▸ **WHAT IS ASKED**: Write out the rows from the line with "- fix-markers: [825, 59, 1291, 447]" up to and including the line with "- fix-cell: WP3: [2, 317, 162, 357]" as a JSON list of strings, one string per line.

>> BEGIN

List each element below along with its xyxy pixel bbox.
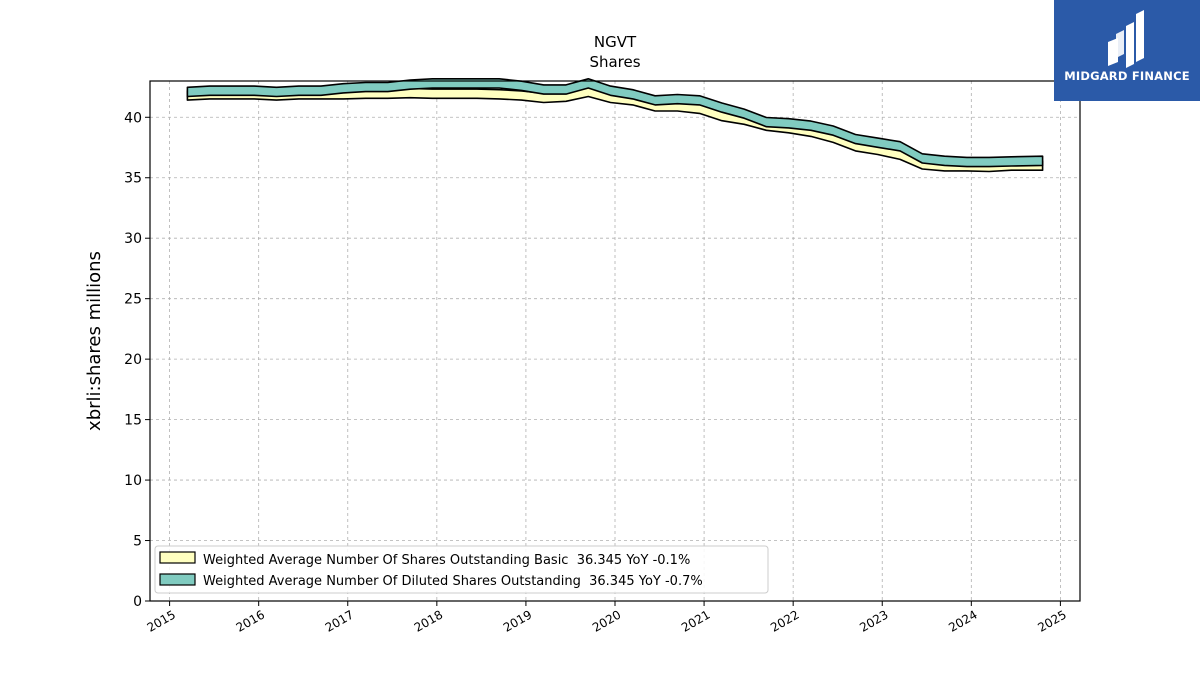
- legend-label-basic: Weighted Average Number Of Shares Outsta…: [203, 553, 690, 568]
- brand-logo: MIDGARD FINANCE: [1054, 0, 1200, 101]
- y-tick-label: 5: [133, 534, 142, 550]
- y-tick-label: 40: [124, 110, 142, 126]
- y-tick-label: 25: [124, 292, 142, 308]
- y-axis: 0 5 10 15 20 25 30 35 40: [124, 110, 150, 610]
- chart-subtitle: Shares: [589, 53, 640, 71]
- x-tick-label: 2023: [857, 607, 890, 634]
- y-tick-label: 20: [124, 352, 142, 368]
- series-layer: [186, 78, 1044, 173]
- y-axis-label: xbrli:shares millions: [84, 251, 105, 431]
- x-tick-label: 2017: [323, 607, 356, 634]
- y-tick-label: 0: [133, 594, 142, 610]
- x-tick-label: 2015: [145, 607, 178, 634]
- logo-text: MIDGARD FINANCE: [1064, 69, 1190, 83]
- y-tick-label: 15: [124, 413, 142, 429]
- x-tick-label: 2021: [679, 607, 712, 634]
- series-diluted-band: [186, 78, 1044, 168]
- x-tick-label: 2022: [768, 607, 801, 634]
- legend-frame: [154, 545, 769, 594]
- legend-label-diluted: Weighted Average Number Of Diluted Share…: [203, 574, 703, 589]
- x-tick-label: 2016: [234, 607, 267, 634]
- x-tick-label: 2020: [590, 607, 623, 634]
- x-tick-label: 2025: [1035, 607, 1068, 634]
- chart-title: NGVT: [594, 33, 637, 51]
- x-tick-label: 2024: [946, 607, 979, 634]
- logo-mark-icon: [1108, 10, 1144, 68]
- y-tick-label: 30: [124, 231, 142, 247]
- legend: Weighted Average Number Of Shares Outsta…: [154, 545, 769, 594]
- y-tick-label: 10: [124, 473, 142, 489]
- x-tick-label: 2019: [501, 607, 534, 634]
- y-tick-label: 35: [124, 171, 142, 187]
- x-axis: 2015 2016 2017 2018 2019 2020 2021 2022 2023 2024…: [145, 601, 1069, 635]
- legend-swatch-diluted: [159, 573, 196, 586]
- x-tick-label: 2018: [412, 607, 445, 634]
- legend-swatch-basic: [159, 551, 196, 564]
- grid: [150, 81, 1080, 602]
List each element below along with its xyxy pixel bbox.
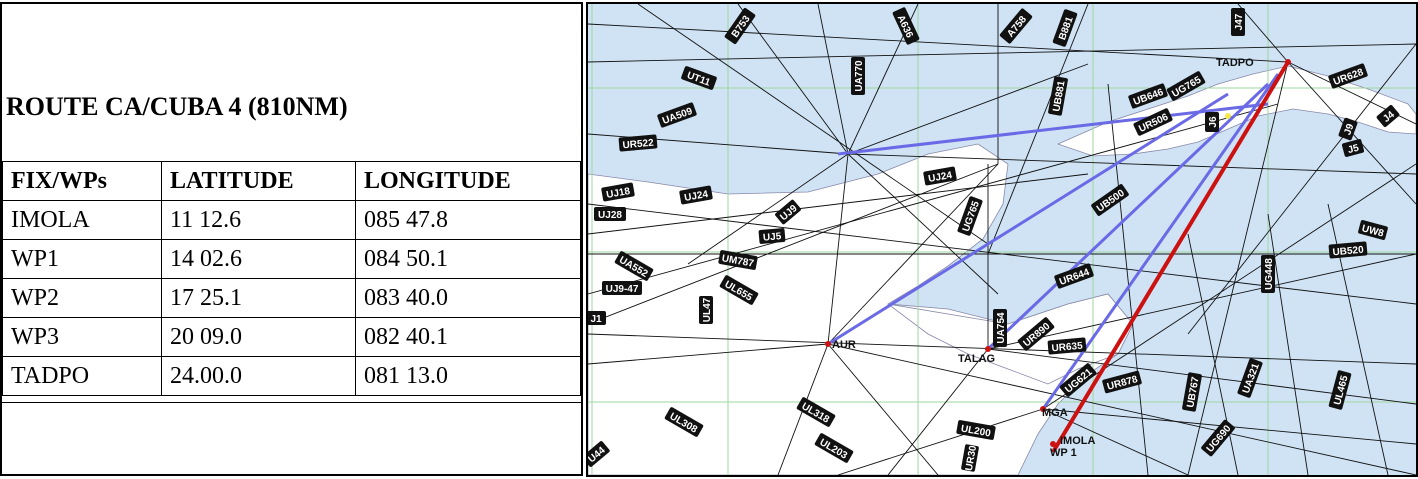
- fix-markers: [825, 59, 1291, 447]
- fix-label-wp1: WP 1: [1050, 447, 1077, 459]
- airway-tag-ug448: UG448: [1261, 255, 1275, 293]
- airway-tag-ul47: UL47: [699, 296, 713, 324]
- fix-marker-imola: [1050, 441, 1056, 447]
- svg-text:UB881: UB881: [1051, 80, 1067, 113]
- svg-text:J9: J9: [1342, 122, 1356, 137]
- airway-tag-j5: J5: [1341, 139, 1365, 157]
- airway-tag-ul200: UL200: [956, 420, 996, 440]
- airway-tag-uj28: UJ28: [594, 207, 626, 221]
- header-latitude: LATITUDE: [161, 161, 356, 201]
- airway-tag-uj5: UJ5: [758, 228, 786, 244]
- svg-text:UA754: UA754: [996, 312, 1007, 344]
- fix-marker-mga: [1040, 406, 1046, 412]
- airway-tag-ur635: UR635: [1047, 337, 1087, 355]
- table-row: WP2 17 25.1 083 40.0: [2, 278, 581, 318]
- airway-tag-ub881: UB881: [1048, 76, 1068, 116]
- longitude-cell: 081 13.0: [355, 356, 581, 396]
- latitude-cell: 17 25.1: [161, 278, 356, 318]
- fix-label-tadpo: TADPO: [1216, 57, 1254, 69]
- airway-labels: B753 A636 A758 B881 J47 UT11 UA770 UB881…: [588, 7, 1400, 472]
- fix-marker-talag: [985, 346, 991, 352]
- table-row: TADPO 24.00.0 081 13.0: [2, 356, 581, 396]
- fix-label-talag: TALAG: [958, 353, 995, 365]
- airway-tag-uj24b: UJ24: [679, 185, 713, 205]
- table-row: IMOLA 11 12.6 085 47.8: [2, 200, 581, 240]
- airway-tag-j6: J6: [1205, 112, 1219, 132]
- airway-tag-uj18: UJ18: [601, 182, 635, 202]
- fix-marker-tadpo: [1285, 59, 1291, 65]
- svg-text:UJ28: UJ28: [598, 210, 622, 221]
- airway-tag-uj24: UJ24: [923, 166, 957, 186]
- airway-tag-ur522: UR522: [618, 134, 658, 152]
- svg-text:UB520: UB520: [1332, 245, 1364, 259]
- svg-text:UR30: UR30: [964, 444, 979, 472]
- svg-text:UJ5: UJ5: [763, 231, 783, 244]
- airway-tag-ua754: UA754: [993, 309, 1007, 347]
- airway-tag-j9: J9: [1338, 117, 1358, 141]
- alternate-tracks: [827, 73, 1280, 410]
- svg-text:J5: J5: [1347, 143, 1361, 157]
- latitude-cell: 11 12.6: [161, 200, 356, 240]
- airway-tag-j47: J47: [1231, 8, 1245, 36]
- svg-text:J1: J1: [590, 314, 602, 325]
- fix-cell: WP2: [2, 278, 162, 318]
- longitude-cell: 084 50.1: [355, 239, 581, 279]
- svg-text:UL200: UL200: [960, 423, 992, 439]
- main-route: [1051, 60, 1290, 454]
- table-row: WP3 20 09.0 082 40.1: [2, 317, 581, 357]
- airway-tag-j1: J1: [588, 311, 606, 325]
- svg-text:UR635: UR635: [1051, 341, 1083, 355]
- fix-cell: WP3: [2, 317, 162, 357]
- longitude-cell: 083 40.0: [355, 278, 581, 318]
- longitude-cell: 085 47.8: [355, 200, 581, 240]
- svg-text:UJ24: UJ24: [928, 170, 954, 185]
- airway-tag-ub767: UB767: [1182, 372, 1202, 412]
- svg-text:UJ24: UJ24: [684, 189, 710, 204]
- airway-tag-ur30: UR30: [961, 444, 979, 472]
- header-fix: FIX/WPs: [2, 161, 162, 201]
- fix-cell: TADPO: [2, 356, 162, 396]
- svg-text:J47: J47: [1234, 13, 1245, 30]
- route-panel: ROUTE CA/CUBA 4 (810NM) FIX/WPs LATITUDE…: [0, 2, 583, 476]
- fix-marker-uv: [1225, 113, 1231, 119]
- svg-text:UL47: UL47: [702, 297, 713, 322]
- header-longitude: LONGITUDE: [355, 161, 581, 201]
- lat-lon-grid: [588, 4, 1416, 475]
- honduras-landmass: [887, 293, 1134, 385]
- table-header-row: FIX/WPs LATITUDE LONGITUDE: [2, 161, 581, 201]
- svg-text:J6: J6: [1208, 116, 1219, 128]
- fix-label-aur: AUR: [832, 339, 856, 351]
- svg-text:UJ18: UJ18: [606, 186, 632, 201]
- fix-marker-aur: [825, 341, 831, 347]
- latitude-cell: 14 02.6: [161, 239, 356, 279]
- latitude-cell: 24.00.0: [161, 356, 356, 396]
- airway-lines: [588, 4, 1416, 475]
- latitude-cell: 20 09.0: [161, 317, 356, 357]
- airway-tag-uj9-47: UJ9-47: [602, 281, 642, 295]
- svg-text:UR522: UR522: [622, 138, 654, 152]
- route-table: FIX/WPs LATITUDE LONGITUDE IMOLA 11 12.6…: [2, 161, 581, 396]
- svg-text:UA770: UA770: [854, 60, 865, 92]
- airway-tag-um787: UM787: [718, 250, 758, 270]
- svg-text:UG448: UG448: [1264, 258, 1275, 290]
- svg-text:UB767: UB767: [1185, 376, 1201, 409]
- fix-label-imola: IMOLA: [1060, 435, 1095, 447]
- table-row: WP1 14 02.6 084 50.1: [2, 239, 581, 279]
- fix-cell: IMOLA: [2, 200, 162, 240]
- airway-tag-ub520: UB520: [1328, 241, 1368, 259]
- svg-text:UJ9-47: UJ9-47: [606, 284, 639, 295]
- fix-cell: WP1: [2, 239, 162, 279]
- longitude-cell: 082 40.1: [355, 317, 581, 357]
- route-title: ROUTE CA/CUBA 4 (810NM): [6, 92, 348, 121]
- map-canvas: B753 A636 A758 B881 J47 UT11 UA770 UB881…: [588, 4, 1416, 475]
- fix-label-mga: MGA: [1042, 407, 1068, 419]
- airway-tag-ua770: UA770: [851, 57, 865, 95]
- table-bottom-divider: [2, 402, 581, 403]
- route-map[interactable]: B753 A636 A758 B881 J47 UT11 UA770 UB881…: [586, 2, 1418, 477]
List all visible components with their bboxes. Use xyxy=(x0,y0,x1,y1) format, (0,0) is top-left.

>> END

▸ **EXERCISE SOLUTION**:
[
  "- fix-markers: [825, 59, 1291, 447]",
  "- fix-label-wp1: WP 1: [1050, 447, 1077, 459]",
  "- airway-tag-ug448: UG448: [1261, 255, 1275, 293]",
  "- airway-tag-ul47: UL47: [699, 296, 713, 324]",
  "- fix-marker-imola: [1050, 441, 1056, 447]",
  "- svg-text:UB881: UB881: [1051, 80, 1067, 113]",
  "- svg-text:J9: J9: [1342, 122, 1356, 137]",
  "- airway-tag-j5: J5: [1341, 139, 1365, 157]",
  "- airway-tag-ul200: UL200: [956, 420, 996, 440]",
  "- airway-tag-uj28: UJ28: [594, 207, 626, 221]",
  "- header-latitude: LATITUDE: [161, 161, 356, 201]",
  "- airway-tag-uj5: UJ5: [758, 228, 786, 244]",
  "- svg-text:UA754: UA754: [996, 312, 1007, 344]",
  "- fix-marker-mga: [1040, 406, 1046, 412]",
  "- airway-tag-ur635: UR635: [1047, 337, 1087, 355]",
  "- table-row: WP2 17 25.1 083 40.0: [2, 278, 581, 318]",
  "- airway-tag-ub881: UB881: [1048, 76, 1068, 116]",
  "- longitude-cell: 081 13.0: [355, 356, 581, 396]",
  "- latitude-cell: 17 25.1: [161, 278, 356, 318]",
  "- fix-label-tadpo: TADPO: [1216, 57, 1254, 69]",
  "- airway-labels: B753 A636 A758 B881 J47 UT11 UA770 UB881…: [588, 7, 1400, 472]",
  "- fix-marker-talag: [985, 346, 991, 352]",
  "- table-row: TADPO 24.00.0 081 13.0: [2, 356, 581, 396]",
  "- fix-label-talag: TALAG: [958, 353, 995, 365]",
  "- airway-tag-uj24b: UJ24: [679, 185, 713, 205]",
  "- table-row: IMOLA 11 12.6 085 47.8: [2, 200, 581, 240]",
  "- airway-tag-j6: J6: [1205, 112, 1219, 132]",
  "- airway-tag-uj18: UJ18: [601, 182, 635, 202]",
  "- fix-marker-tadpo: [1285, 59, 1291, 65]",
  "- svg-text:UJ28: UJ28: [598, 210, 622, 221]",
  "- airway-tag-uj24: UJ24: [923, 166, 957, 186]",
  "- airway-tag-ur522: UR522: [618, 134, 658, 152]",
  "- svg-text:UB520: UB520: [1332, 245, 1364, 259]",
  "- svg-text:UR30: UR30: [964, 444, 979, 472]",
  "- svg-text:UJ5: UJ5: [763, 231, 783, 244]",
  "- airway-tag-ua754: UA754: [993, 309, 1007, 347]",
  "- airway-tag-j9: J9: [1338, 117, 1358, 141]",
  "- alternate-tracks: [827, 73, 1280, 410]",
  "- svg-text:J5: J5: [1347, 143, 1361, 157]",
  "- latitude-cell: 11 12.6: [161, 200, 356, 240]",
  "- airway-tag-j47: J47: [1231, 8, 1245, 36]",
  "- svg-text:J1: J1: [590, 314, 602, 325]",
  "- fix-cell: WP2: [2, 278, 162, 318]",
  "- longitude-cell: 084 50.1: [355, 239, 581, 279]",
  "- svg-text:UL200: UL200: [960, 423, 992, 439]",
  "- main-route: [1051, 60, 1290, 454]",
  "- table-row: WP3 20 09.0 082 40.1: [2, 317, 581, 357]",
  "- airway-tag-j1: J1: [588, 311, 606, 325]",
  "- svg-text:UR635: UR635: [1051, 341, 1083, 355]",
  "- fix-cell: WP3: [2, 317, 162, 357]"
]